**Extracted records:**
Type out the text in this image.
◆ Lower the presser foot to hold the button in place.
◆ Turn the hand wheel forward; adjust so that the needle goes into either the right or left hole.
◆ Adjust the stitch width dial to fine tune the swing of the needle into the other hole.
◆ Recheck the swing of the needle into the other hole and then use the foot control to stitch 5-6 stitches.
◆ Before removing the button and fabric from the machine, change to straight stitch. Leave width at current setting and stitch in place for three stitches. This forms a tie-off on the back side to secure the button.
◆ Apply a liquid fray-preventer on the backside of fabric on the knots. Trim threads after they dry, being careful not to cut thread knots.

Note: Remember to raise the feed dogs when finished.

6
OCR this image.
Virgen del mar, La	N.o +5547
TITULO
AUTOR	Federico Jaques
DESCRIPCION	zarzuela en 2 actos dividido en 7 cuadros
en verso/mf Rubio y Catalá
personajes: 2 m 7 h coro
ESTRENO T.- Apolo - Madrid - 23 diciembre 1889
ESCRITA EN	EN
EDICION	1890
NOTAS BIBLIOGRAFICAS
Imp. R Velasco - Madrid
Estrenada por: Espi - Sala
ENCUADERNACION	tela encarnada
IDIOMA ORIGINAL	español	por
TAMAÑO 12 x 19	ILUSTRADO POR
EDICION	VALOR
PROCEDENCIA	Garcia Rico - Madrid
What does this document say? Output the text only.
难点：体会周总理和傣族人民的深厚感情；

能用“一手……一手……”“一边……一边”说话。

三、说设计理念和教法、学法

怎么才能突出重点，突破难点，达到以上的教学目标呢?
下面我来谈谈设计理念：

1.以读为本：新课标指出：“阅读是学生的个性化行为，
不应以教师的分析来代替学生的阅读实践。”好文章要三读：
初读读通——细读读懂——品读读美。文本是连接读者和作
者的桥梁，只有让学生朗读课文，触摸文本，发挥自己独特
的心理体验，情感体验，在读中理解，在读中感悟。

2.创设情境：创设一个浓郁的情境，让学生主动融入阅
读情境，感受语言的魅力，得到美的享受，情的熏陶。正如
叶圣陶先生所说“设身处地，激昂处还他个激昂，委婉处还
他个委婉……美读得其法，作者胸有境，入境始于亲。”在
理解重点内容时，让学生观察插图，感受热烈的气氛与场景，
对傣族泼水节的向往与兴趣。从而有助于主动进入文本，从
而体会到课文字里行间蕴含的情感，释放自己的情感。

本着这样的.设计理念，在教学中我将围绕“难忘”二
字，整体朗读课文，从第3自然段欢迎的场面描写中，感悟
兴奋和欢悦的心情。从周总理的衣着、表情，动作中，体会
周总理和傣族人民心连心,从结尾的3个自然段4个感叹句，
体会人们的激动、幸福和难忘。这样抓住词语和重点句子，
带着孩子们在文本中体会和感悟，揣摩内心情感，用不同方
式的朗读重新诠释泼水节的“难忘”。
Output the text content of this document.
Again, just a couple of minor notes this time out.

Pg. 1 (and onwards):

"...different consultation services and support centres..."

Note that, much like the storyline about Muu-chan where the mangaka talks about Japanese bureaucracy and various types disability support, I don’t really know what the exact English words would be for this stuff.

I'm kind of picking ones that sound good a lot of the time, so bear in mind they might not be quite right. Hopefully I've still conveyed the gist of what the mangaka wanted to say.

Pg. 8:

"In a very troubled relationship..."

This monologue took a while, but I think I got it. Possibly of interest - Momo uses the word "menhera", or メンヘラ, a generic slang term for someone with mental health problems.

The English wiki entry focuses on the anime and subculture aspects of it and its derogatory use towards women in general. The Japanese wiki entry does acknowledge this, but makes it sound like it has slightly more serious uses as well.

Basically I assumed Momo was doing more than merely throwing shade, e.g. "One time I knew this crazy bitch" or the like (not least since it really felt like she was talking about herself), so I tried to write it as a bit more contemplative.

**DESCRIPTION OF THE TASK:** Find every line of the data that holds the string "image", then say how many there are and nothing else.

**SOLUTION FOR THIS PROBLEM:** 2